'''

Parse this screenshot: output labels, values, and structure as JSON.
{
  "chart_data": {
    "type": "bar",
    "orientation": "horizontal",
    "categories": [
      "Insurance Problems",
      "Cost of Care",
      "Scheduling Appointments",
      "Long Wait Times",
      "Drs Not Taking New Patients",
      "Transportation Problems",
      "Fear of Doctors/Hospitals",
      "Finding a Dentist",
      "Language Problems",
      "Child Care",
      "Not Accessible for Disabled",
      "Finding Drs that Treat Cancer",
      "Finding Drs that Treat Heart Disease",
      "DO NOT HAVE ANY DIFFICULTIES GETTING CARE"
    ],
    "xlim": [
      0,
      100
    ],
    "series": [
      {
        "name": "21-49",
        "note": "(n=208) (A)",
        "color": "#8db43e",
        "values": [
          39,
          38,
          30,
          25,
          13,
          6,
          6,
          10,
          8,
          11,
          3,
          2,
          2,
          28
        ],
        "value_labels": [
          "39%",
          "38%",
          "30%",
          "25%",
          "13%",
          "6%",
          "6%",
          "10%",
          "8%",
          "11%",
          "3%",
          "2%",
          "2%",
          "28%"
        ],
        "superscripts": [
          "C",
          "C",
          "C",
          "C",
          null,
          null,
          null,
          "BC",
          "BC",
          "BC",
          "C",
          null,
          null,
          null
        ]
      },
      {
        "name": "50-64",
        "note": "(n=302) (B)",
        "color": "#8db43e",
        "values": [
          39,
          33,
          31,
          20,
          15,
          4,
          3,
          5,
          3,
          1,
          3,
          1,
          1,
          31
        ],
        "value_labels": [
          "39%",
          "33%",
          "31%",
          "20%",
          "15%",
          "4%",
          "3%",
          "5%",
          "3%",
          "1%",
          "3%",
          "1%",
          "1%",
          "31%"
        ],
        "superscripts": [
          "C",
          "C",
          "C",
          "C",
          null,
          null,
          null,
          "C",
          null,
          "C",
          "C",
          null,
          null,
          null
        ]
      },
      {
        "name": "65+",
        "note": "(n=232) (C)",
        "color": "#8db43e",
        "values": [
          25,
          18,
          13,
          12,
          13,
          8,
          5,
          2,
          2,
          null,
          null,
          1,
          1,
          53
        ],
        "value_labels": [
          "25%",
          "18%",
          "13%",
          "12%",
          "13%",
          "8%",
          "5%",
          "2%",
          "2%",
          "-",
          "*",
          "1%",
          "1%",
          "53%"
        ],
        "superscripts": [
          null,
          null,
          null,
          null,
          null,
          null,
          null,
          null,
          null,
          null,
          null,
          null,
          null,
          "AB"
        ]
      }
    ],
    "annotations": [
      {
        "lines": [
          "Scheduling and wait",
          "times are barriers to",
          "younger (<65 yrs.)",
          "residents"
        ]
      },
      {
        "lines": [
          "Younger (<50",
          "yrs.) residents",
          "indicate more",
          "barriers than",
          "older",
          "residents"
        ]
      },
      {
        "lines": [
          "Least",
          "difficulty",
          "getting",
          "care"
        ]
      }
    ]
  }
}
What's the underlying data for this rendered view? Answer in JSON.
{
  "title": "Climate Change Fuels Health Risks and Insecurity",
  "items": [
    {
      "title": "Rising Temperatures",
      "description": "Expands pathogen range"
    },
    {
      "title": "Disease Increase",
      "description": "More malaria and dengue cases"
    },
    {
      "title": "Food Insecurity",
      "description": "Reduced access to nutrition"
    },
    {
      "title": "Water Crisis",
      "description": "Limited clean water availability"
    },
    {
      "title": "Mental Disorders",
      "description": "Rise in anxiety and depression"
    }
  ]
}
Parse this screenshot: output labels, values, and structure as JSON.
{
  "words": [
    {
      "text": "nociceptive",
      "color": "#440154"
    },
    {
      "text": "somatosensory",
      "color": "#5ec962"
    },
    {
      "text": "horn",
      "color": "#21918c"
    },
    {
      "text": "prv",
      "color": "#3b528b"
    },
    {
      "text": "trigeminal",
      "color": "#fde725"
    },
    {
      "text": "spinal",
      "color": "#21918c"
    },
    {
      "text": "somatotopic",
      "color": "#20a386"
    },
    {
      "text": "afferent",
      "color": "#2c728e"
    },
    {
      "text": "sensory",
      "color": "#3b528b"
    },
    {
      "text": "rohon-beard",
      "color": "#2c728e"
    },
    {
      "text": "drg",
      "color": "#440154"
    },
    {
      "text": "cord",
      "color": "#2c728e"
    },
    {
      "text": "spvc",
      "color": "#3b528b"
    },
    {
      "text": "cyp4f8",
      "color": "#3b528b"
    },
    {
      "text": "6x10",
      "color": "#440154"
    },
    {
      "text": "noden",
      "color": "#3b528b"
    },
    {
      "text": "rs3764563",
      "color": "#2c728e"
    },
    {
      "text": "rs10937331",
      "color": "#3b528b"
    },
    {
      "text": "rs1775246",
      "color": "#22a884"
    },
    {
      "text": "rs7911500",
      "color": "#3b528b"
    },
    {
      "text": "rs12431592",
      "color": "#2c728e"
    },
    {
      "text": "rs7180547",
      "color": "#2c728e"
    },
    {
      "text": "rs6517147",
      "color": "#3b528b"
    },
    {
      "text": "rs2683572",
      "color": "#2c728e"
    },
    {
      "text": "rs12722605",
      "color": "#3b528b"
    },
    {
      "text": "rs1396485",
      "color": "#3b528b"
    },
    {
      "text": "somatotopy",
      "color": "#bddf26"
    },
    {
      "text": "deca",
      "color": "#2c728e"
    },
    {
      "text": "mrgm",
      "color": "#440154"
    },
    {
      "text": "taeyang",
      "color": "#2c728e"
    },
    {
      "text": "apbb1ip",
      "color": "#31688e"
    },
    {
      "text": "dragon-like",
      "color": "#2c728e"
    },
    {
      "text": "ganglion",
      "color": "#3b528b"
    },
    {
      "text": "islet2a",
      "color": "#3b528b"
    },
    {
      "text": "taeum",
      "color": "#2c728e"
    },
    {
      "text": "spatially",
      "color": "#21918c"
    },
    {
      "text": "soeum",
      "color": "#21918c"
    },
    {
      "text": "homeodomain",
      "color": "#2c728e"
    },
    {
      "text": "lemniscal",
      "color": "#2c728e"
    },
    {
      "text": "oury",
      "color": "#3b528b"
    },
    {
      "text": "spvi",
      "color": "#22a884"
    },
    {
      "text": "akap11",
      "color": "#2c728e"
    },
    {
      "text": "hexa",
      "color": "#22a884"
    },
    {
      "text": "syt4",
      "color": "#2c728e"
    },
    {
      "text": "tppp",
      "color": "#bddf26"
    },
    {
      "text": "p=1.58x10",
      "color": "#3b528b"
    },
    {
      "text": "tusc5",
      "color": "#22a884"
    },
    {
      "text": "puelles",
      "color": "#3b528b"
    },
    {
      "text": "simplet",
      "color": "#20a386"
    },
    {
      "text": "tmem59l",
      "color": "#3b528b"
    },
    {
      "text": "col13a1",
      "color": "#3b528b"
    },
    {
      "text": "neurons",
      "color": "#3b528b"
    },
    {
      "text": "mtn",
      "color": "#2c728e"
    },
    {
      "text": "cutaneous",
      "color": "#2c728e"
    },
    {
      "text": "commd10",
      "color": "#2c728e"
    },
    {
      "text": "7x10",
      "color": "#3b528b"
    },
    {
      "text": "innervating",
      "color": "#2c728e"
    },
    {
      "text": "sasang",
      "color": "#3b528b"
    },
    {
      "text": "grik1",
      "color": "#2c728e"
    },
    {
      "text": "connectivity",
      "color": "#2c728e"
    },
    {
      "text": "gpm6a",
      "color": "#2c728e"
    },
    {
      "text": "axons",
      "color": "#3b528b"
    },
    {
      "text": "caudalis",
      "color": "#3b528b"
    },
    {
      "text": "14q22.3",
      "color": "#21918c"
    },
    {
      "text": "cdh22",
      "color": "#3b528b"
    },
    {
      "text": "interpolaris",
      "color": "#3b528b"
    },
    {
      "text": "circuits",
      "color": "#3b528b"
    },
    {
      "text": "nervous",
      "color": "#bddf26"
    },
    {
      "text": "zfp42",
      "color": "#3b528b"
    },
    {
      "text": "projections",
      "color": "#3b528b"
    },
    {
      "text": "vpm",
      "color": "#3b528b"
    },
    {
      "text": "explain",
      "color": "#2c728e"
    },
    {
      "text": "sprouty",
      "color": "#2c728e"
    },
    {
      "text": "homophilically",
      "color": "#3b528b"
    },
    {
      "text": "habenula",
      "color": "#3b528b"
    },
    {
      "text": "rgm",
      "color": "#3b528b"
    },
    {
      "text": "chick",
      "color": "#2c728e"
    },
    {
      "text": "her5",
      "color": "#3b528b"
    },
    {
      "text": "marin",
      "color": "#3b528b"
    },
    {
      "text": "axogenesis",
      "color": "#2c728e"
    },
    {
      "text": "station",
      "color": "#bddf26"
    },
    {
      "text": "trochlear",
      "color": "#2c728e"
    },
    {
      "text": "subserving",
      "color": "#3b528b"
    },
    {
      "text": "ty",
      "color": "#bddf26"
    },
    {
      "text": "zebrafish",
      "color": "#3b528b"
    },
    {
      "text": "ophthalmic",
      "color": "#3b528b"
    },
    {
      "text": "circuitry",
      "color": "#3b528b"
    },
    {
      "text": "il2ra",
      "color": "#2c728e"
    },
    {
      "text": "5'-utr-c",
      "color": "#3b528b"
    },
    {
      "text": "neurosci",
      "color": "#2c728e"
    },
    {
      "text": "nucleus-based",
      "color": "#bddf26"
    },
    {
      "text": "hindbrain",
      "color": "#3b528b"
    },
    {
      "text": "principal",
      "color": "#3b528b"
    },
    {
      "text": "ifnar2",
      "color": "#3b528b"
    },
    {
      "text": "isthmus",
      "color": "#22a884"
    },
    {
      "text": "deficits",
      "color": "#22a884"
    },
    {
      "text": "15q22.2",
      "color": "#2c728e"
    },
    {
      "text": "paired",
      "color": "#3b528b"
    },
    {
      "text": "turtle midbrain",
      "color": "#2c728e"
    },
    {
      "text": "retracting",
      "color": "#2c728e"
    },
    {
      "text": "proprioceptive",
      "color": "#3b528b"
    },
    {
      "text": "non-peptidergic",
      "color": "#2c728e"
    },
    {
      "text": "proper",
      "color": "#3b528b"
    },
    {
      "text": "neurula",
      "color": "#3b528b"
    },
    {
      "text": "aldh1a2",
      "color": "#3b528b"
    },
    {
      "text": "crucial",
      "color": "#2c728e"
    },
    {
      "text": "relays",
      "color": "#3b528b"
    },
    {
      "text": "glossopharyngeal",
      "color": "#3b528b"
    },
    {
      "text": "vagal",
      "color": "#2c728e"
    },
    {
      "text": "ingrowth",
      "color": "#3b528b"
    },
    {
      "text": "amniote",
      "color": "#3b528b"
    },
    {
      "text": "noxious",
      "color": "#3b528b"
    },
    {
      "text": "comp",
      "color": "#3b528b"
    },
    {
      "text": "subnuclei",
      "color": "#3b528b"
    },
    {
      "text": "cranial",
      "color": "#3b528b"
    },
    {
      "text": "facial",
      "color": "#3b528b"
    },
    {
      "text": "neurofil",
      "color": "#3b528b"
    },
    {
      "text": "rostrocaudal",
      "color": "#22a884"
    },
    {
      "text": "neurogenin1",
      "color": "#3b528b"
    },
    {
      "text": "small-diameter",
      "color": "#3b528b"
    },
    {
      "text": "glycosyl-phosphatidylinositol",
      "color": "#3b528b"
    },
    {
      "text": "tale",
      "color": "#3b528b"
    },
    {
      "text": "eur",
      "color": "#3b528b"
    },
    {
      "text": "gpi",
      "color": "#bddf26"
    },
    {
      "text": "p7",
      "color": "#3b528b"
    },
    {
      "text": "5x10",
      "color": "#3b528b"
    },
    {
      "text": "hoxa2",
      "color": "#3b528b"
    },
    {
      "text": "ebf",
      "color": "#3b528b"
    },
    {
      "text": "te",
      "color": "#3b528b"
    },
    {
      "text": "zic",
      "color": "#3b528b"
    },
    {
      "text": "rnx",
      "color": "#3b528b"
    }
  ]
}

'''

What is required: Return every line from the entries above that contains the word "barriers".

Answer for this exercise:
          "times are barriers to",
          "barriers than",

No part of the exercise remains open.